WHAT YOU SHOULD DO
Reproduce every line of the listing below word for word, with no changes.

[Records]
* * * * * * *
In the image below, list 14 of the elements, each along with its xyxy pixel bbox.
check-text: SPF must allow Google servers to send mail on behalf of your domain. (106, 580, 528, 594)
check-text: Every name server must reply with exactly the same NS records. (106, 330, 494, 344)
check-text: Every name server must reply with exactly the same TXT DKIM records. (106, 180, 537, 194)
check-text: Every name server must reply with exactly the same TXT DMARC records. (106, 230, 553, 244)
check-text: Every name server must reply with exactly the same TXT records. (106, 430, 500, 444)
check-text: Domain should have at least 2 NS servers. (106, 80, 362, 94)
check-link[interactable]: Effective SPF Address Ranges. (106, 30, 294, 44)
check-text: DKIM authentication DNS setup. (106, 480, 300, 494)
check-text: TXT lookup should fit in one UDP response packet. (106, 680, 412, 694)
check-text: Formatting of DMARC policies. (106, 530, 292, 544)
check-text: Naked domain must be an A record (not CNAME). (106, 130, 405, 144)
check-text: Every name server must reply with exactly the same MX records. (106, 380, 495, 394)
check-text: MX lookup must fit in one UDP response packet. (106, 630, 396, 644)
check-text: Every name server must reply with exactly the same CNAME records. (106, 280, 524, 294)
* * * * * * *
EXPECTED OUTPUT
In the image below, list 14 of the elements, each along with its xyxy pixel bbox.
check-text: SPF must allow Google servers to send mail on behalf of your domain. (106, 580, 528, 594)
check-text: Every name server must reply with exactly the same NS records. (106, 330, 494, 344)
check-text: Every name server must reply with exactly the same TXT DKIM records. (106, 180, 537, 194)
check-text: Every name server must reply with exactly the same TXT DMARC records. (106, 230, 553, 244)
check-text: Every name server must reply with exactly the same TXT records. (106, 430, 500, 444)
check-text: Domain should have at least 2 NS servers. (106, 80, 362, 94)
check-link[interactable]: Effective SPF Address Ranges. (106, 30, 294, 44)
check-text: DKIM authentication DNS setup. (106, 480, 300, 494)
check-text: TXT lookup should fit in one UDP response packet. (106, 680, 412, 694)
check-text: Formatting of DMARC policies. (106, 530, 292, 544)
check-text: Naked domain must be an A record (not CNAME). (106, 130, 405, 144)
check-text: Every name server must reply with exactly the same MX records. (106, 380, 495, 394)
check-text: MX lookup must fit in one UDP response packet. (106, 630, 396, 644)
check-text: Every name server must reply with exactly the same CNAME records. (106, 280, 524, 294)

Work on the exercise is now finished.